→ Provided text
╔══
Neighborhood residents raised the same issues a year ago, when the project was first introduced as Wawa requested and was ultimately granted a zoning variance allowing 110 square feet of a fuel station canopy to encroach into the rear setback.

Wawa representatives met with neighborhood residents at the time to discuss their concerns, but resident Rob Venema said on Monday that he is “a little bit disappointed right now,” with the concept plan.

“Quite honestly, we met with the township and representatives of Wawa a year ago, and from what I can see, most of what we’ve brought up has not really been addressed,” Venema said.

The development, Venema said, will have a “direct impact on the essential character and public welfare of our neighborhood,” and will affect 250 homes and thousands of residents. Residents are worried, he said, that Wawa customers may use neighborhood streets as a shortcut to circumvent North Atherton Street traffic, or use the Wawa property as a cut-through from Aaron Drive to Bergman Boulevard and on to Vairo Boulevard.

Access to and from Bergman Boulevard has, for more than two decades, been controlled by a gate operated at the property owner’s discretion, township engineer Ron Seybert said. Wawa intends to use Bergman Boulevard as one of its access points.

Venema suggested that the township create a “choke point” at Aaron Drive just beyond the Wawa entrance, utilizing barriers, like State College did in College Heights, or a gate, such as the one that restricts access into the Trader’s Joe Plaza from Sheetz on North Atherton Street in Patton Township.

He also raised concerns about light and noise pollution, suggesting that light standards on the property be lowered, deliveries be limited to daytime hours and a privacy wall be constructed along the entire length of the residential side of the property.

Several residents noted that Overlook Heights has no sidewalks or streetlights, and that people of all ages are accustomed to walking and biking on neighborhood streets. Megan Orient said that on one block near the proposed Wawa site, there are 10 children under the age of 12 who frequently bike and walk in the street.
╚══
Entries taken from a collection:
╔══
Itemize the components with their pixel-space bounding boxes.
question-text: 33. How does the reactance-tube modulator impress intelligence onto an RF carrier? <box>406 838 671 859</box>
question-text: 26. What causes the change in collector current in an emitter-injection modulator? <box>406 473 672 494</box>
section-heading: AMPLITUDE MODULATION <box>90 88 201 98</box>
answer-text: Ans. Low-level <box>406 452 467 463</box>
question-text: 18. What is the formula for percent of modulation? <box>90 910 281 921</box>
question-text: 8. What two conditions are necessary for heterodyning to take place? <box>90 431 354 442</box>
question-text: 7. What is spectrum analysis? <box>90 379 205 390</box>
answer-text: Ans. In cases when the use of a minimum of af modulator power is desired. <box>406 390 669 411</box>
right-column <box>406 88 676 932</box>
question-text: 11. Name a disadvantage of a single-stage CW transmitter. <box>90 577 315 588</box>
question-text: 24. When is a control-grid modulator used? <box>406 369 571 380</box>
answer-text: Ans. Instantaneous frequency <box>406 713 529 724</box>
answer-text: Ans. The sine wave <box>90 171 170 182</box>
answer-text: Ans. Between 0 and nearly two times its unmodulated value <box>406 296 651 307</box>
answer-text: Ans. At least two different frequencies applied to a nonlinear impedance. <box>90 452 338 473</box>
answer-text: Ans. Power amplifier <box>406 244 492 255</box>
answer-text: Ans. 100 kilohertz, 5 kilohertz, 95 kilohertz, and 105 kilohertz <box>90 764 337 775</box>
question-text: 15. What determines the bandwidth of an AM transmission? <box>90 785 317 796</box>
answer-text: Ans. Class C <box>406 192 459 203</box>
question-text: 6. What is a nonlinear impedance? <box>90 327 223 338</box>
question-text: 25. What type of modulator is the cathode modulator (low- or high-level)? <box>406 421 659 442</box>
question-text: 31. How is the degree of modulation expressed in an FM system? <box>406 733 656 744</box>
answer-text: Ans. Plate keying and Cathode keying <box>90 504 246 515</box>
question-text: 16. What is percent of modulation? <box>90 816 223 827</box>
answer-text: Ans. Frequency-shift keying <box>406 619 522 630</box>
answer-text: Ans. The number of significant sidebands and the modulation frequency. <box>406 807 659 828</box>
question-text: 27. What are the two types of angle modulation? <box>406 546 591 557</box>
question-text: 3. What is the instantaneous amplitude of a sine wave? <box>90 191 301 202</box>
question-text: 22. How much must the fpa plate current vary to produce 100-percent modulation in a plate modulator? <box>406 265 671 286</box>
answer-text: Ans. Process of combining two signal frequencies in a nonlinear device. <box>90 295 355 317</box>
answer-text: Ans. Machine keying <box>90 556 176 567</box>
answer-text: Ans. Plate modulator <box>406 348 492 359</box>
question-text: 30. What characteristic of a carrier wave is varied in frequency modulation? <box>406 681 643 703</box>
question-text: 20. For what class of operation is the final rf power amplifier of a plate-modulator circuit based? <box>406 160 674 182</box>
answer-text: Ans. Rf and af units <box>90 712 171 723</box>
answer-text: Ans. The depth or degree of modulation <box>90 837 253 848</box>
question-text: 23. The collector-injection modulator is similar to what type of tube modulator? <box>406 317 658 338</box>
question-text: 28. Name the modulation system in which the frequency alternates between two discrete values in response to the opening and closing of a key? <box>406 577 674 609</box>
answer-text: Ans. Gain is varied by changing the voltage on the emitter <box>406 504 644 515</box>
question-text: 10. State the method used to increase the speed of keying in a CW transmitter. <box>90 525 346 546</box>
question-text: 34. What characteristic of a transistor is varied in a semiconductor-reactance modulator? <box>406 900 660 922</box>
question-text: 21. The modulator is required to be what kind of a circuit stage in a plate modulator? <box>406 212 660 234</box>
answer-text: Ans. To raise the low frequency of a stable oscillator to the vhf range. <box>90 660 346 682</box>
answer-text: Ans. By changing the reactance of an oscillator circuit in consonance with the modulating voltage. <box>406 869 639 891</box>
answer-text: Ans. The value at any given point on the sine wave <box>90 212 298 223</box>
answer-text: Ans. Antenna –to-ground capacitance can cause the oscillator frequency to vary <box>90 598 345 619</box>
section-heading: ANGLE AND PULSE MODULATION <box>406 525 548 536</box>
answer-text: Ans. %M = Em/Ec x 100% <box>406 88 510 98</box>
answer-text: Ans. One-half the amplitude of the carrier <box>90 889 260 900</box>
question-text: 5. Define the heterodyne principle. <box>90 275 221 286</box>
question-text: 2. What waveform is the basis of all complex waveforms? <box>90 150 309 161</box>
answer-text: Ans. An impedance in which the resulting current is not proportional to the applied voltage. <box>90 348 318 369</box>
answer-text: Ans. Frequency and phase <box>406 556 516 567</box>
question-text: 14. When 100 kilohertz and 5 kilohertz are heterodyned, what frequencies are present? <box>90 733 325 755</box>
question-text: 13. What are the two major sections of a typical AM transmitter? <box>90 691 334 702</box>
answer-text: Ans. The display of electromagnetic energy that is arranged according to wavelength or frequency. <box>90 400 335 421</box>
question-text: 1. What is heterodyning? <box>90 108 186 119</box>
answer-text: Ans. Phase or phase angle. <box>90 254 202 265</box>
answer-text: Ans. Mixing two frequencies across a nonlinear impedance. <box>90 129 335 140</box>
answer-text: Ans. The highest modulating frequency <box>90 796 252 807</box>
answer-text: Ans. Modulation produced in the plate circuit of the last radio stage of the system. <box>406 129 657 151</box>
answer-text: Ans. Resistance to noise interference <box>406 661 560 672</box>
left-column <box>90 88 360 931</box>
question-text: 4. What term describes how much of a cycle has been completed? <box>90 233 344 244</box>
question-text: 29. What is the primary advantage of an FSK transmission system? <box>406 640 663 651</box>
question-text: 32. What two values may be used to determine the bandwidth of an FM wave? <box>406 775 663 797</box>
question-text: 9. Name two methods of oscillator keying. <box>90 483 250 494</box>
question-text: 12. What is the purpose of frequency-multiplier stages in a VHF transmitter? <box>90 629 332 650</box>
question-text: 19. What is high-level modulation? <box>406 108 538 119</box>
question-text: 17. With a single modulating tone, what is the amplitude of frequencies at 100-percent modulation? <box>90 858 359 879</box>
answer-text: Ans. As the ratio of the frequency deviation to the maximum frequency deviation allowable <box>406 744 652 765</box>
╚══
List every street, drive, or boulevard named in the text about the proposed Wawa.

→ Exercise response
North Atherton Street
Aaron Drive
Bergman Boulevard
Vairo Boulevard